WORK TO BE COMPLETED:
Among the entries below, find how many lines carry the word "title" and state only that figure.

GIVEN DATA:
>>>

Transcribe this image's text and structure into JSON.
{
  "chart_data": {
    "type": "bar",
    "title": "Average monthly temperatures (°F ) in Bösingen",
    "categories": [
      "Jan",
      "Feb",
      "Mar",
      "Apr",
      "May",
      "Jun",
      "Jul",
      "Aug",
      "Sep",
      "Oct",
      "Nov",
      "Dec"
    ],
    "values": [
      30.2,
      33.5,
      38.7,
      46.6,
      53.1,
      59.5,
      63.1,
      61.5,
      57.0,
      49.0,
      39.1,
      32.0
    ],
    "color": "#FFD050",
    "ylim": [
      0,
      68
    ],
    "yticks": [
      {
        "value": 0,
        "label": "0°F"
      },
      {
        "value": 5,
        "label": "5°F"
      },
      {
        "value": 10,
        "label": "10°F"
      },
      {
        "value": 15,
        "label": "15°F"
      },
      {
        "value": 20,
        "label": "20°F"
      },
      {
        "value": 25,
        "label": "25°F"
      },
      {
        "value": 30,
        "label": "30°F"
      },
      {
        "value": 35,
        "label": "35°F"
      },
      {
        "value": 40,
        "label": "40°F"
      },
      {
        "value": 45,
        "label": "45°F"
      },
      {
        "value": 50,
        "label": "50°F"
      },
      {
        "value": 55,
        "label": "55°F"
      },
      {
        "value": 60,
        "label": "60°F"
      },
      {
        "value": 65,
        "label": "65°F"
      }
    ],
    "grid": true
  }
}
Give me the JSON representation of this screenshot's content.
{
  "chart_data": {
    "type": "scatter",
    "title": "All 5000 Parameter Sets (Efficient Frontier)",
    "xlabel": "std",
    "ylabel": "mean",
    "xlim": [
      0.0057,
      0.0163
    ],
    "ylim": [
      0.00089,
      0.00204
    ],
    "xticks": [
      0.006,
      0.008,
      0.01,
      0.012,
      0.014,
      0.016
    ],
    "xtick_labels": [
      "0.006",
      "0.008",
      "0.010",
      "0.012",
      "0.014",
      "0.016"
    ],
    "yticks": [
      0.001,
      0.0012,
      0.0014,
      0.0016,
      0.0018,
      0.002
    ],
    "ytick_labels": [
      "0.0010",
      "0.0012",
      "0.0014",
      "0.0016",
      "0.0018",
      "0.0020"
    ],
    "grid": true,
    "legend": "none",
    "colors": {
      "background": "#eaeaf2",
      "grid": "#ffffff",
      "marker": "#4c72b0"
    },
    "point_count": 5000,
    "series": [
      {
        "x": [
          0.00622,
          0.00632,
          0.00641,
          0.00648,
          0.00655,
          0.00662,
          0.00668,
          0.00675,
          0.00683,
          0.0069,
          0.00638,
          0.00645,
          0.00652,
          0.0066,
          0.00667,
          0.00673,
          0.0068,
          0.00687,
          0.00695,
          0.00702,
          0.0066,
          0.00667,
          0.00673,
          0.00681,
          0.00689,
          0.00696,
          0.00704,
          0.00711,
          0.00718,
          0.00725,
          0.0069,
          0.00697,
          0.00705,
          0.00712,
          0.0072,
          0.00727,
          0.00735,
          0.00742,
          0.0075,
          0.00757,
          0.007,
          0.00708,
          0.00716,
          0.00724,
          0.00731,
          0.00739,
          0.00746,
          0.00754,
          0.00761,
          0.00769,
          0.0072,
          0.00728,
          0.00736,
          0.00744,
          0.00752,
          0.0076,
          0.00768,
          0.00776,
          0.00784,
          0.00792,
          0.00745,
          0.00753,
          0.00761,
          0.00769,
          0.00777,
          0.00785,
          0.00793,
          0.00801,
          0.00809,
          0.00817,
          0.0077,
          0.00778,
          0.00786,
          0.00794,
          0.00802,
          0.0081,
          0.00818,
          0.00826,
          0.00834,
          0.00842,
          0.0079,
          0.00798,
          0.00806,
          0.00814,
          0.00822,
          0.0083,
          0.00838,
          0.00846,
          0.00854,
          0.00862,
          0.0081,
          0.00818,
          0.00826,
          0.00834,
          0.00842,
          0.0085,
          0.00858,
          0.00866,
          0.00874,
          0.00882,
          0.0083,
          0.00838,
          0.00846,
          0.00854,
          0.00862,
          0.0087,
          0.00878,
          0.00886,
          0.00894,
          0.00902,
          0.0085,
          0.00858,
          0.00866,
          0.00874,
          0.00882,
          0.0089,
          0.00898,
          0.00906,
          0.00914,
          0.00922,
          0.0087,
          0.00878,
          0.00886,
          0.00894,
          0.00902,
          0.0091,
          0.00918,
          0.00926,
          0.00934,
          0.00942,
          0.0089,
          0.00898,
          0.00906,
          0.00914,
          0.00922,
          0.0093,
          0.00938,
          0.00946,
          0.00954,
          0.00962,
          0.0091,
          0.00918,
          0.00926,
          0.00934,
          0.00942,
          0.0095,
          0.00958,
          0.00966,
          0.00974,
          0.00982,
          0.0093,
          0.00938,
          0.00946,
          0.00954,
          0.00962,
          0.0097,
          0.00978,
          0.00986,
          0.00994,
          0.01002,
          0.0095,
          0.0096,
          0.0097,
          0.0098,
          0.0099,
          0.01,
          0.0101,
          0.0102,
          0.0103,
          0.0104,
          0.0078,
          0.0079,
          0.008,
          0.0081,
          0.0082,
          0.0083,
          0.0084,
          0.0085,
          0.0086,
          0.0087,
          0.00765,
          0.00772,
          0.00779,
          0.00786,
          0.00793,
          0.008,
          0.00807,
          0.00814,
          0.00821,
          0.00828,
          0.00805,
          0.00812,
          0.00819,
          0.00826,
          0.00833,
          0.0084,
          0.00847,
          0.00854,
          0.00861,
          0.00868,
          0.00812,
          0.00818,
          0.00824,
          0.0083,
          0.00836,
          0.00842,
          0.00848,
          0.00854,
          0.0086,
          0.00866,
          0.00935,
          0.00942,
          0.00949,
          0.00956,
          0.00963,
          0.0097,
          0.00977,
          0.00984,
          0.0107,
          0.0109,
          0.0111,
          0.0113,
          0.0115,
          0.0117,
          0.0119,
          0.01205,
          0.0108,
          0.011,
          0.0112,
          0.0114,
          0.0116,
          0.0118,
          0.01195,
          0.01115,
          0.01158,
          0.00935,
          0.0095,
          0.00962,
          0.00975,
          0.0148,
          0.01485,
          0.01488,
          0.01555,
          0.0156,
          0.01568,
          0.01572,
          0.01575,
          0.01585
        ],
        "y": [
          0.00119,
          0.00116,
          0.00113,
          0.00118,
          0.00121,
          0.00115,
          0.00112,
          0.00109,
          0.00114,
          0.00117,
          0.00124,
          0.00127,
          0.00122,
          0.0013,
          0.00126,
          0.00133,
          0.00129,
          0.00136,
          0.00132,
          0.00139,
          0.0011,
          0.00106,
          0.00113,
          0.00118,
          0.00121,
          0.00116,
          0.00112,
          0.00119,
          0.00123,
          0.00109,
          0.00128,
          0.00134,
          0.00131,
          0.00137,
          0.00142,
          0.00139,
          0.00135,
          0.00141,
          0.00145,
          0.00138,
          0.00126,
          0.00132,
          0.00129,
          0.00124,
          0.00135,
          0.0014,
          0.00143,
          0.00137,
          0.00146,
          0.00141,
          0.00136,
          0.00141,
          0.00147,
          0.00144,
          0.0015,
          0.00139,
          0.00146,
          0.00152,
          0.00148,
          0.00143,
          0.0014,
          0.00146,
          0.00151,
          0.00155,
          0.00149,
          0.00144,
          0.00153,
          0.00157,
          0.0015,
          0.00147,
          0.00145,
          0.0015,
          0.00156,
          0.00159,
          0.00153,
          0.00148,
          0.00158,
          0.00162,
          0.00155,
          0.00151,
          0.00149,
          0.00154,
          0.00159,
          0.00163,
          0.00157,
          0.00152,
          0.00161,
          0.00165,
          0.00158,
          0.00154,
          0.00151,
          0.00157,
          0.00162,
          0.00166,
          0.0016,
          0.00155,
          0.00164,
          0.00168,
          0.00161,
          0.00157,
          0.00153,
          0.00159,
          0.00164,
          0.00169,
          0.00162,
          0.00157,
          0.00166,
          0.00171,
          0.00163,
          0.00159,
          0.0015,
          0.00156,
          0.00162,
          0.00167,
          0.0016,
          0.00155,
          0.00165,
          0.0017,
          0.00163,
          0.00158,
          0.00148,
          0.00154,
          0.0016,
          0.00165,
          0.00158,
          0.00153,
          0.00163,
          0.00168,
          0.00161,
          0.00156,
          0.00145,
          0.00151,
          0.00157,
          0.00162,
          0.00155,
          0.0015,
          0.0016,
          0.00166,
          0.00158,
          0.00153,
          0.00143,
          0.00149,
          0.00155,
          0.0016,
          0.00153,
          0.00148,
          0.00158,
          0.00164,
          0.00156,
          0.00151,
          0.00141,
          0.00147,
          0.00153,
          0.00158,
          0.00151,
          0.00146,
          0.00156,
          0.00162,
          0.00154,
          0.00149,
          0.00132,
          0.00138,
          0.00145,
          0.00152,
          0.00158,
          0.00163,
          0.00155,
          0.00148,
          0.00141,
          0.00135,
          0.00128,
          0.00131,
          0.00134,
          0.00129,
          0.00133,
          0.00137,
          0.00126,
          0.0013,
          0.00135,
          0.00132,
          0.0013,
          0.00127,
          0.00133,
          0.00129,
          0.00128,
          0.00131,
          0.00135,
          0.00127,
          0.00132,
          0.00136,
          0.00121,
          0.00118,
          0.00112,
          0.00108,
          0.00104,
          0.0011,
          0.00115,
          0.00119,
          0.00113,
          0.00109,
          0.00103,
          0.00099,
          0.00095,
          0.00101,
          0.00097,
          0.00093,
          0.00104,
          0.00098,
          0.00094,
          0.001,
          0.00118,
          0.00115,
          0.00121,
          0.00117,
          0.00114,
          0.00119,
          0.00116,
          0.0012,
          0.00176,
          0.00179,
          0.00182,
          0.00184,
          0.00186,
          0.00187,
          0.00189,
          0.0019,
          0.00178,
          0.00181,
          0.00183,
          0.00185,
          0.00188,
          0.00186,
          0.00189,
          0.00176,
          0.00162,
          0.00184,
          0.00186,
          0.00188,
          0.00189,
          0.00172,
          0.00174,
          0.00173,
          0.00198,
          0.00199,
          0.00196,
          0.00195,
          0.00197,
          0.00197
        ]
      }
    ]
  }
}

<<<

REPLY TO THE TASK:
2